WHAT IS EXPECTED
Quote the data below in full, minus the images.

:: INFORMATION SUPPLIED ::

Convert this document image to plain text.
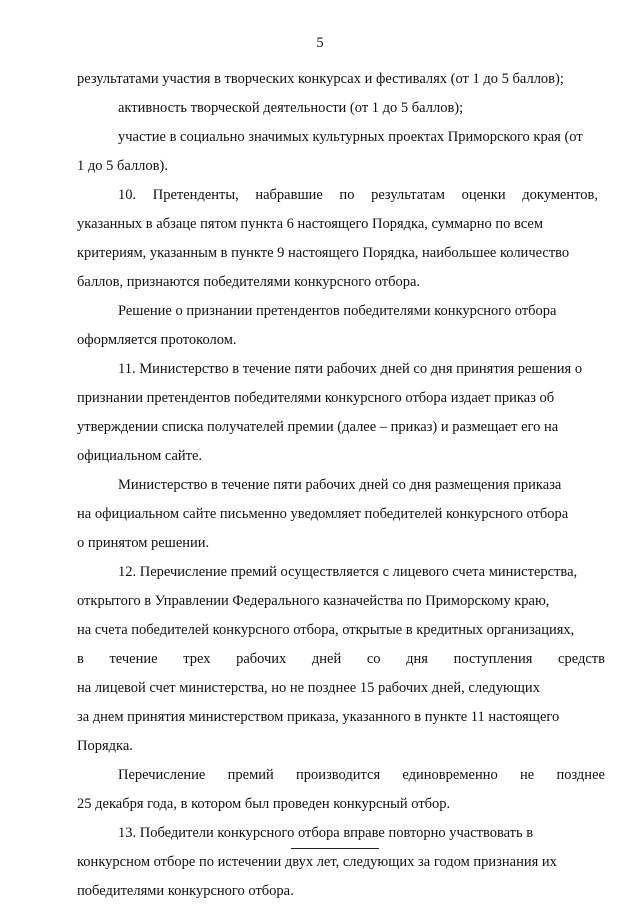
5
результатами участия в творческих конкурсах и фестивалях (от 1 до 5 баллов);
активность творческой деятельности (от 1 до 5 баллов);
участие в социально значимых культурных проектах Приморского края (от
1 до 5 баллов).
10. Претенденты, набравшие по результатам оценки документов,
указанных в абзаце пятом пункта 6 настоящего Порядка, суммарно по всем
критериям, указанным в пункте 9 настоящего Порядка, наибольшее количество
баллов, признаются победителями конкурсного отбора.
Решение о признании претендентов победителями конкурсного отбора
оформляется протоколом.
11. Министерство в течение пяти рабочих дней со дня принятия решения о
признании претендентов победителями конкурсного отбора издает приказ об
утверждении списка получателей премии (далее – приказ) и размещает его на
официальном сайте.
Министерство в течение пяти рабочих дней со дня размещения приказа
на официальном сайте письменно уведомляет победителей конкурсного отбора
о принятом решении.
12. Перечисление премий осуществляется с лицевого счета министерства,
открытого в Управлении Федерального казначейства по Приморскому краю,
на счета победителей конкурсного отбора, открытые в кредитных организациях,
в течение трех рабочих дней со дня поступления средств
на лицевой счет министерства, но не позднее 15 рабочих дней, следующих
за днем принятия министерством приказа, указанного в пункте 11 настоящего
Порядка.
Перечисление премий производится единовременно не позднее
25 декабря года, в котором был проведен конкурсный отбор.
13. Победители конкурсного отбора вправе повторно участвовать в
конкурсном отборе по истечении двух лет, следующих за годом признания их
победителями конкурсного отбора.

:::

FINAL ANSWER
Convert this document image to plain text.
5
результатами участия в творческих конкурсах и фестивалях (от 1 до 5 баллов);
активность творческой деятельности (от 1 до 5 баллов);
участие в социально значимых культурных проектах Приморского края (от
1 до 5 баллов).
10. Претенденты, набравшие по результатам оценки документов,
указанных в абзаце пятом пункта 6 настоящего Порядка, суммарно по всем
критериям, указанным в пункте 9 настоящего Порядка, наибольшее количество
баллов, признаются победителями конкурсного отбора.
Решение о признании претендентов победителями конкурсного отбора
оформляется протоколом.
11. Министерство в течение пяти рабочих дней со дня принятия решения о
признании претендентов победителями конкурсного отбора издает приказ об
утверждении списка получателей премии (далее – приказ) и размещает его на
официальном сайте.
Министерство в течение пяти рабочих дней со дня размещения приказа
на официальном сайте письменно уведомляет победителей конкурсного отбора
о принятом решении.
12. Перечисление премий осуществляется с лицевого счета министерства,
открытого в Управлении Федерального казначейства по Приморскому краю,
на счета победителей конкурсного отбора, открытые в кредитных организациях,
в течение трех рабочих дней со дня поступления средств
на лицевой счет министерства, но не позднее 15 рабочих дней, следующих
за днем принятия министерством приказа, указанного в пункте 11 настоящего
Порядка.
Перечисление премий производится единовременно не позднее
25 декабря года, в котором был проведен конкурсный отбор.
13. Победители конкурсного отбора вправе повторно участвовать в
конкурсном отборе по истечении двух лет, следующих за годом признания их
победителями конкурсного отбора.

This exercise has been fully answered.